[BEGIN Data lines]

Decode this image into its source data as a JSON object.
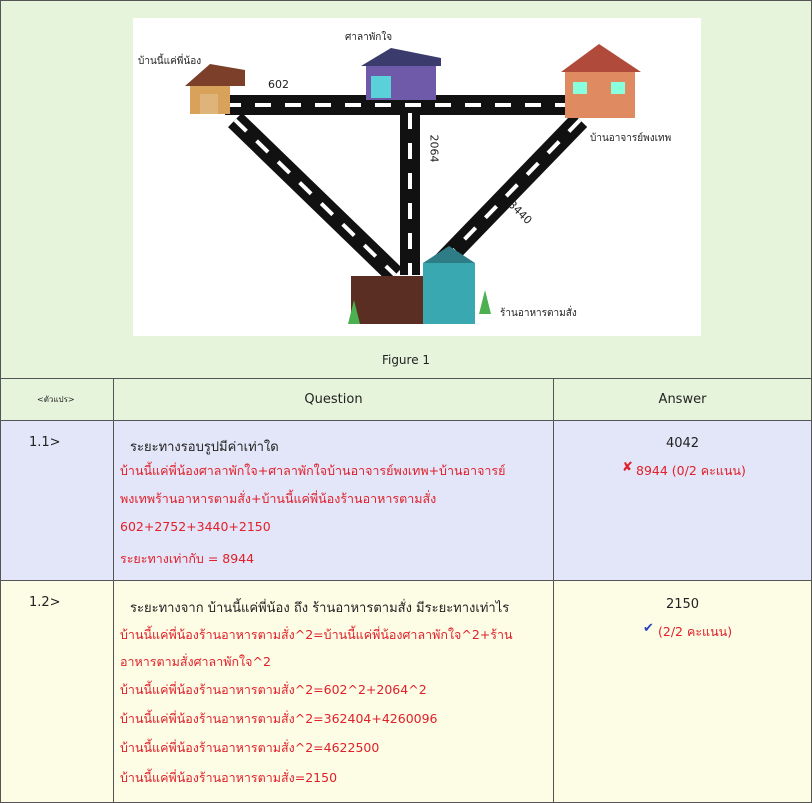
{
  "figure": {
    "labels": {
      "house_left": "บ้านนี้แค่พี่น้อง",
      "pavilion": "ศาลาพักใจ",
      "house_right": "บ้านอาจารย์พงเทพ",
      "restaurant": "ร้านอาหารตามสั่ง"
    },
    "distances": [
      602,
      2064,
      3440
    ],
    "caption": "Figure 1"
  },
  "table": {
    "headers": [
      "<ตัวแปร>",
      "Question",
      "Answer"
    ],
    "rows": [
      {
        "number": "1.1>",
        "question": "ระยะทางรอบรูปมีค่าเท่าใด",
        "work": [
          "บ้านนี้แค่พี่น้องศาลาพักใจ+ศาลาพักใจบ้านอาจารย์พงเทพ+บ้านอาจารย์",
          "พงเทพร้านอาหารตามสั่ง+บ้านนี้แค่พี่น้องร้านอาหารตามสั่ง",
          "602+2752+3440+2150",
          "ระยะทางเท่ากับ = 8944"
        ],
        "answer": "4042",
        "feedback": "8944 (0/2 คะแนน)"
      },
      {
        "number": "1.2>",
        "question": "ระยะทางจาก บ้านนี้แค่พี่น้อง ถึง ร้านอาหารตามสั่ง มีระยะทางเท่าไร",
        "work": [
          "บ้านนี้แค่พี่น้องร้านอาหารตามสั่ง^2=บ้านนี้แค่พี่น้องศาลาพักใจ^2+ร้าน",
          "อาหารตามสั่งศาลาพักใจ^2",
          "บ้านนี้แค่พี่น้องร้านอาหารตามสั่ง^2=602^2+2064^2",
          "บ้านนี้แค่พี่น้องร้านอาหารตามสั่ง^2=362404+4260096",
          "บ้านนี้แค่พี่น้องร้านอาหารตามสั่ง^2=4622500",
          "บ้านนี้แค่พี่น้องร้านอาหารตามสั่ง=2150"
        ],
        "answer": "2150",
        "feedback": "(2/2 คะแนน)"
      }
    ]
  }
}
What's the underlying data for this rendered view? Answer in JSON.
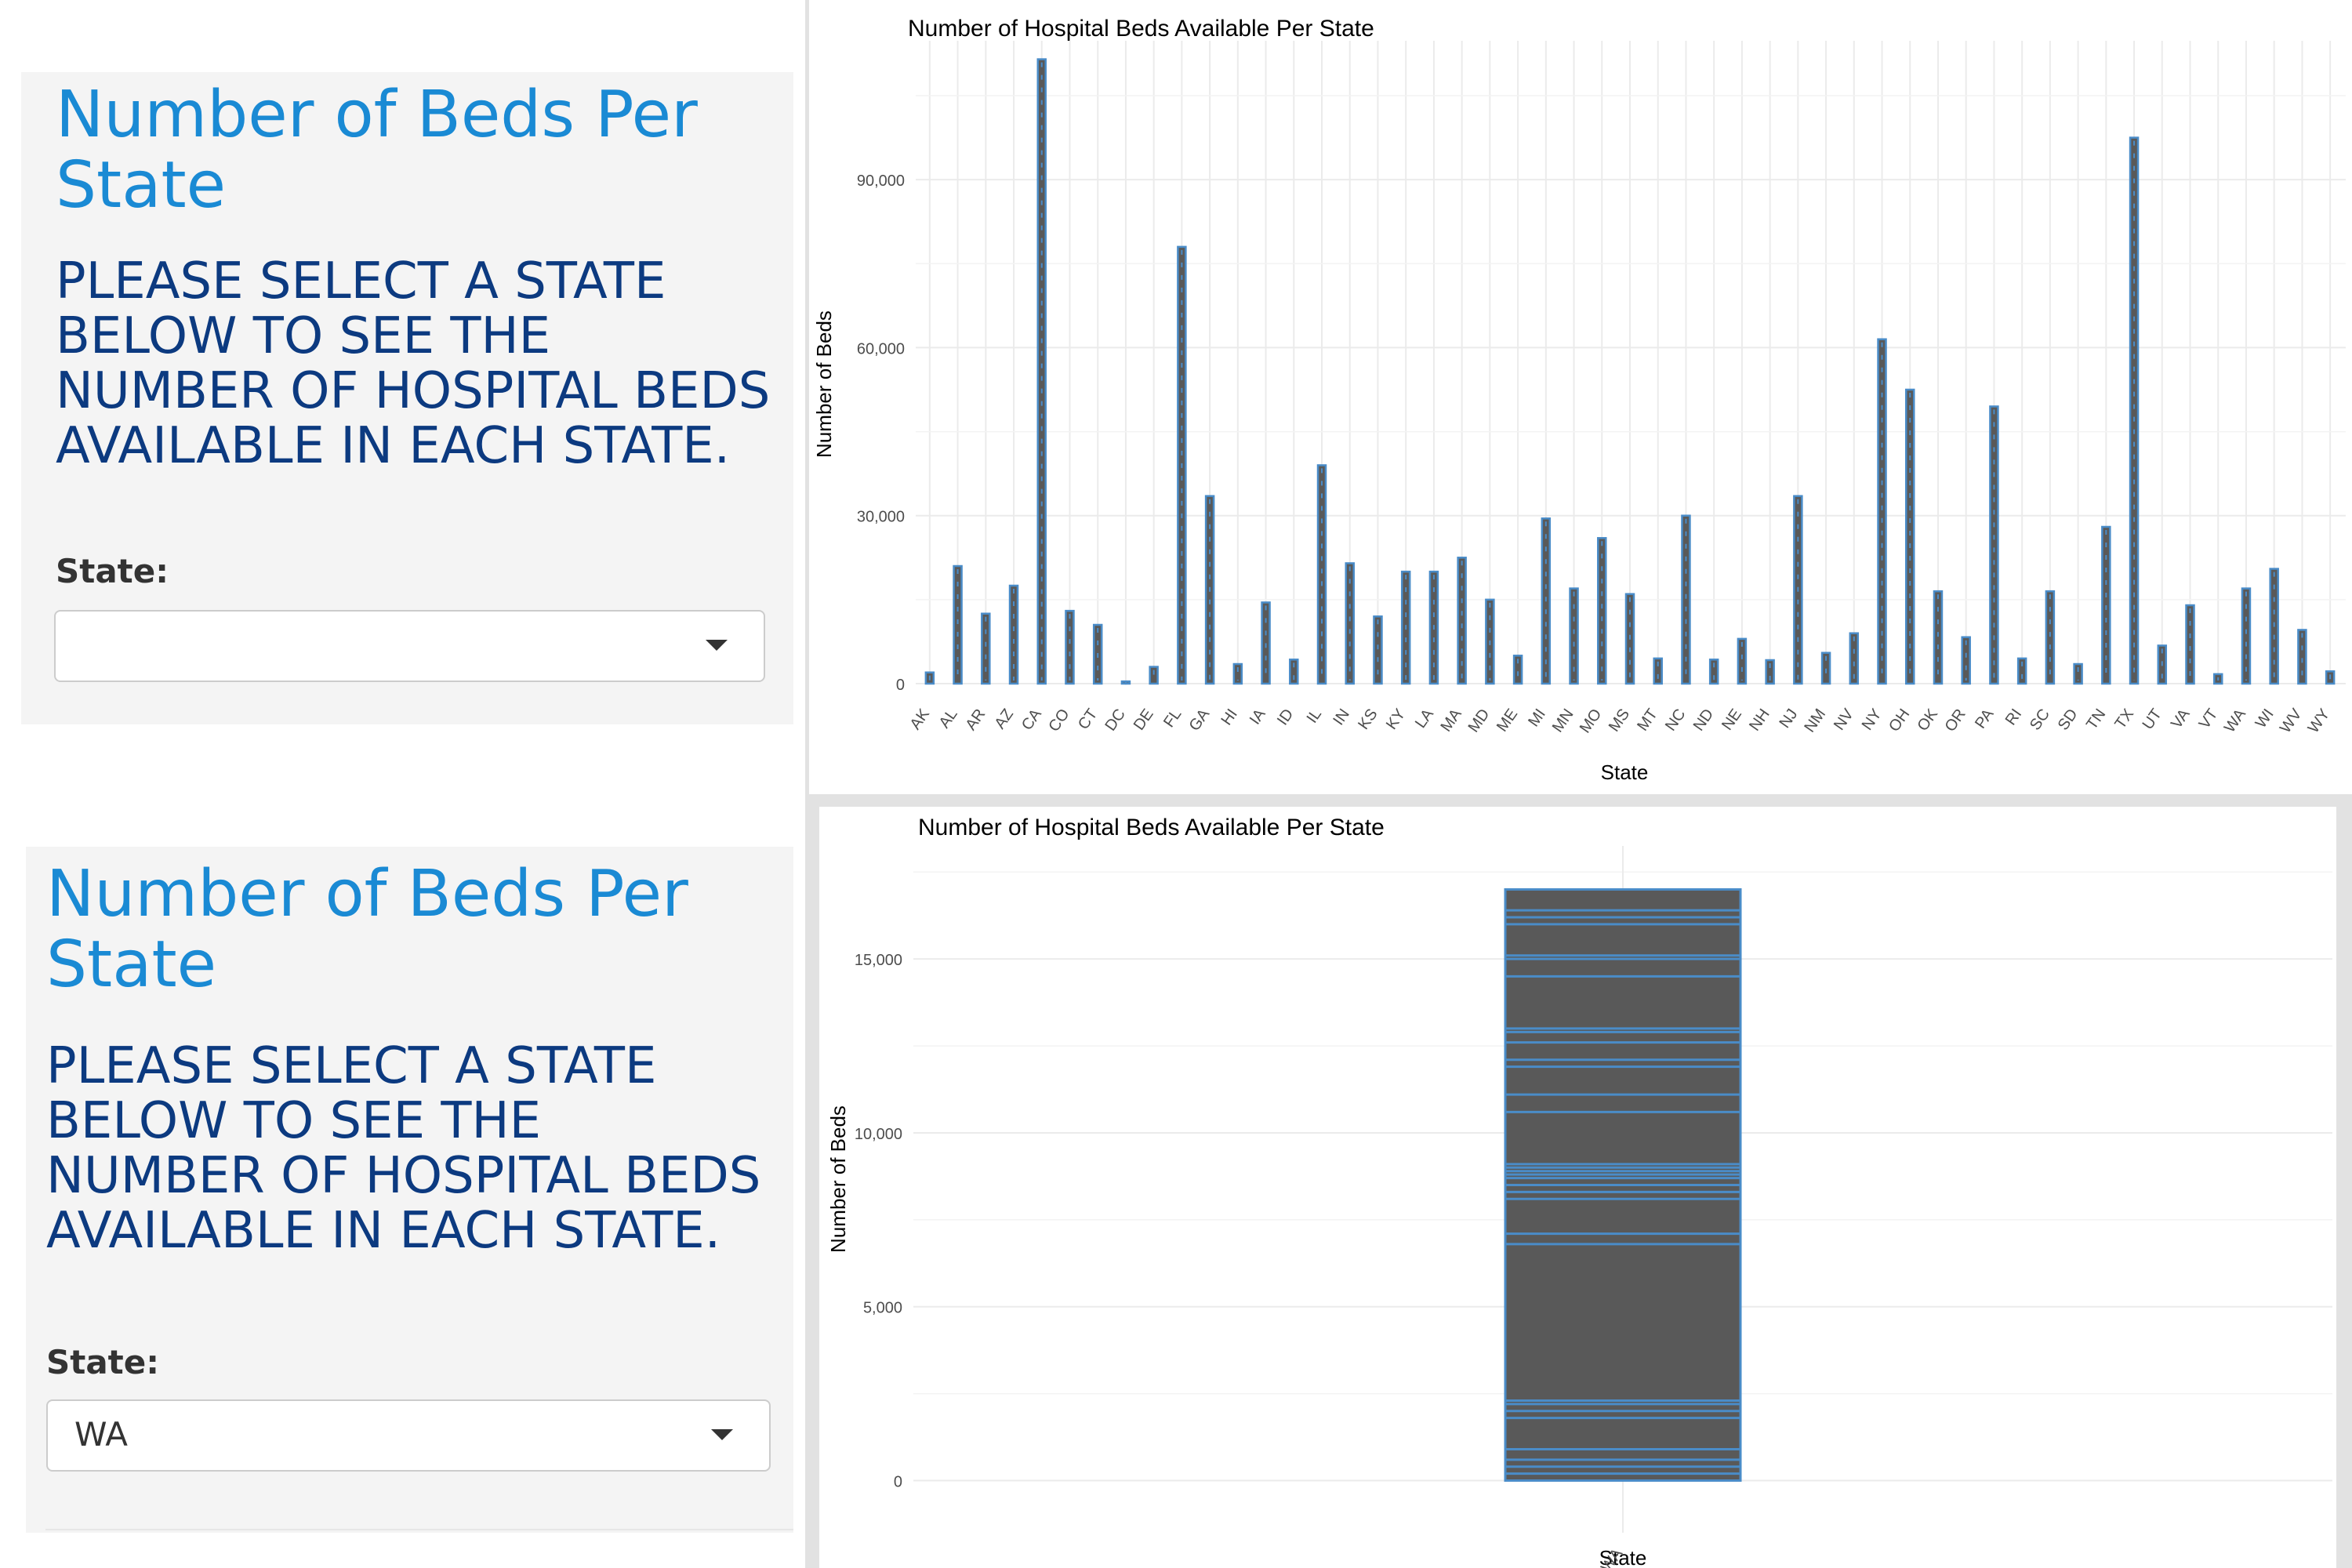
{
  "top_sidebar": {
    "title": "Number of Beds Per State",
    "description": "PLEASE SELECT A STATE BELOW TO SEE THE NUMBER OF HOSPITAL BEDS AVAILABLE IN EACH STATE.",
    "field_label": "State:",
    "selected_state": ""
  },
  "bottom_sidebar": {
    "title": "Number of Beds Per State",
    "description": "PLEASE SELECT A STATE BELOW TO SEE THE NUMBER OF HOSPITAL BEDS AVAILABLE IN EACH STATE.",
    "field_label": "State:",
    "selected_state": "WA"
  },
  "colors": {
    "bar_fill": "#595959",
    "bar_outline": "#4a8cc8",
    "accent_title": "#1a8ad4",
    "description_text": "#0c3a80"
  },
  "chart_data": [
    {
      "type": "bar",
      "title": "Number of Hospital Beds Available Per State",
      "xlabel": "State",
      "ylabel": "Number of Beds",
      "ylim": [
        0,
        112000
      ],
      "yticks": [
        0,
        30000,
        60000,
        90000
      ],
      "ytick_labels": [
        "0",
        "30,000",
        "60,000",
        "90,000"
      ],
      "grid": true,
      "legend": "none",
      "categories": [
        "AK",
        "AL",
        "AR",
        "AZ",
        "CA",
        "CO",
        "CT",
        "DC",
        "DE",
        "FL",
        "GA",
        "HI",
        "IA",
        "ID",
        "IL",
        "IN",
        "KS",
        "KY",
        "LA",
        "MA",
        "MD",
        "ME",
        "MI",
        "MN",
        "MO",
        "MS",
        "MT",
        "NC",
        "ND",
        "NE",
        "NH",
        "NJ",
        "NM",
        "NV",
        "NY",
        "OH",
        "OK",
        "OR",
        "PA",
        "RI",
        "SC",
        "SD",
        "TN",
        "TX",
        "UT",
        "VA",
        "VT",
        "WA",
        "WI",
        "WV",
        "WY"
      ],
      "values": [
        2000,
        21000,
        12500,
        17500,
        111500,
        13000,
        10500,
        400,
        3000,
        78000,
        33500,
        3500,
        14500,
        4300,
        39000,
        21500,
        12000,
        20000,
        20000,
        22500,
        15000,
        5000,
        29500,
        17000,
        26000,
        16000,
        4500,
        30000,
        4300,
        8000,
        4200,
        33500,
        5500,
        9000,
        61500,
        52500,
        16500,
        8300,
        49500,
        4500,
        16500,
        3500,
        28000,
        97500,
        6800,
        14000,
        1700,
        17000,
        20500,
        9600,
        2200
      ]
    },
    {
      "type": "bar",
      "title": "Number of Hospital Beds Available Per State",
      "xlabel": "State",
      "ylabel": "Number of Beds",
      "ylim": [
        -1500,
        17800
      ],
      "yticks": [
        0,
        5000,
        10000,
        15000
      ],
      "ytick_labels": [
        "0",
        "5,000",
        "10,000",
        "15,000"
      ],
      "grid": true,
      "legend": "none",
      "categories": [
        "WA"
      ],
      "values": [
        17000
      ],
      "stacked_record_boundaries": [
        200,
        400,
        600,
        900,
        1800,
        2000,
        2200,
        2300,
        6800,
        7100,
        8100,
        8300,
        8500,
        8700,
        8800,
        8900,
        9000,
        9100,
        10600,
        11100,
        11900,
        12100,
        12600,
        12900,
        13000,
        14500,
        15000,
        15100,
        16000,
        16200,
        16400
      ]
    }
  ]
}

[END Data lines]

* **Requirement**: Output the full set of records above without changing a word, and drop the images.

* **Exercise solution**:
Decode this image into its source data as a JSON object.
{
  "figure": {
    "labels": {
      "house_left": "บ้านนี้แค่พี่น้อง",
      "pavilion": "ศาลาพักใจ",
      "house_right": "บ้านอาจารย์พงเทพ",
      "restaurant": "ร้านอาหารตามสั่ง"
    },
    "distances": [
      602,
      2064,
      3440
    ],
    "caption": "Figure 1"
  },
  "table": {
    "headers": [
      "<ตัวแปร>",
      "Question",
      "Answer"
    ],
    "rows": [
      {
        "number": "1.1>",
        "question": "ระยะทางรอบรูปมีค่าเท่าใด",
        "work": [
          "บ้านนี้แค่พี่น้องศาลาพักใจ+ศาลาพักใจบ้านอาจารย์พงเทพ+บ้านอาจารย์",
          "พงเทพร้านอาหารตามสั่ง+บ้านนี้แค่พี่น้องร้านอาหารตามสั่ง",
          "602+2752+3440+2150",
          "ระยะทางเท่ากับ = 8944"
        ],
        "answer": "4042",
        "feedback": "8944 (0/2 คะแนน)"
      },
      {
        "number": "1.2>",
        "question": "ระยะทางจาก บ้านนี้แค่พี่น้อง ถึง ร้านอาหารตามสั่ง มีระยะทางเท่าไร",
        "work": [
          "บ้านนี้แค่พี่น้องร้านอาหารตามสั่ง^2=บ้านนี้แค่พี่น้องศาลาพักใจ^2+ร้าน",
          "อาหารตามสั่งศาลาพักใจ^2",
          "บ้านนี้แค่พี่น้องร้านอาหารตามสั่ง^2=602^2+2064^2",
          "บ้านนี้แค่พี่น้องร้านอาหารตามสั่ง^2=362404+4260096",
          "บ้านนี้แค่พี่น้องร้านอาหารตามสั่ง^2=4622500",
          "บ้านนี้แค่พี่น้องร้านอาหารตามสั่ง=2150"
        ],
        "answer": "2150",
        "feedback": "(2/2 คะแนน)"
      }
    ]
  }
}
What's the underlying data for this rendered view? Answer in JSON.
{
  "top_sidebar": {
    "title": "Number of Beds Per State",
    "description": "PLEASE SELECT A STATE BELOW TO SEE THE NUMBER OF HOSPITAL BEDS AVAILABLE IN EACH STATE.",
    "field_label": "State:",
    "selected_state": ""
  },
  "bottom_sidebar": {
    "title": "Number of Beds Per State",
    "description": "PLEASE SELECT A STATE BELOW TO SEE THE NUMBER OF HOSPITAL BEDS AVAILABLE IN EACH STATE.",
    "field_label": "State:",
    "selected_state": "WA"
  },
  "colors": {
    "bar_fill": "#595959",
    "bar_outline": "#4a8cc8",
    "accent_title": "#1a8ad4",
    "description_text": "#0c3a80"
  },
  "chart_data": [
    {
      "type": "bar",
      "title": "Number of Hospital Beds Available Per State",
      "xlabel": "State",
      "ylabel": "Number of Beds",
      "ylim": [
        0,
        112000
      ],
      "yticks": [
        0,
        30000,
        60000,
        90000
      ],
      "ytick_labels": [
        "0",
        "30,000",
        "60,000",
        "90,000"
      ],
      "grid": true,
      "legend": "none",
      "categories": [
        "AK",
        "AL",
        "AR",
        "AZ",
        "CA",
        "CO",
        "CT",
        "DC",
        "DE",
        "FL",
        "GA",
        "HI",
        "IA",
        "ID",
        "IL",
        "IN",
        "KS",
        "KY",
        "LA",
        "MA",
        "MD",
        "ME",
        "MI",
        "MN",
        "MO",
        "MS",
        "MT",
        "NC",
        "ND",
        "NE",
        "NH",
        "NJ",
        "NM",
        "NV",
        "NY",
        "OH",
        "OK",
        "OR",
        "PA",
        "RI",
        "SC",
        "SD",
        "TN",
        "TX",
        "UT",
        "VA",
        "VT",
        "WA",
        "WI",
        "WV",
        "WY"
      ],
      "values": [
        2000,
        21000,
        12500,
        17500,
        111500,
        13000,
        10500,
        400,
        3000,
        78000,
        33500,
        3500,
        14500,
        4300,
        39000,
        21500,
        12000,
        20000,
        20000,
        22500,
        15000,
        5000,
        29500,
        17000,
        26000,
        16000,
        4500,
        30000,
        4300,
        8000,
        4200,
        33500,
        5500,
        9000,
        61500,
        52500,
        16500,
        8300,
        49500,
        4500,
        16500,
        3500,
        28000,
        97500,
        6800,
        14000,
        1700,
        17000,
        20500,
        9600,
        2200
      ]
    },
    {
      "type": "bar",
      "title": "Number of Hospital Beds Available Per State",
      "xlabel": "State",
      "ylabel": "Number of Beds",
      "ylim": [
        -1500,
        17800
      ],
      "yticks": [
        0,
        5000,
        10000,
        15000
      ],
      "ytick_labels": [
        "0",
        "5,000",
        "10,000",
        "15,000"
      ],
      "grid": true,
      "legend": "none",
      "categories": [
        "WA"
      ],
      "values": [
        17000
      ],
      "stacked_record_boundaries": [
        200,
        400,
        600,
        900,
        1800,
        2000,
        2200,
        2300,
        6800,
        7100,
        8100,
        8300,
        8500,
        8700,
        8800,
        8900,
        9000,
        9100,
        10600,
        11100,
        11900,
        12100,
        12600,
        12900,
        13000,
        14500,
        15000,
        15100,
        16000,
        16200,
        16400
      ]
    }
  ]
}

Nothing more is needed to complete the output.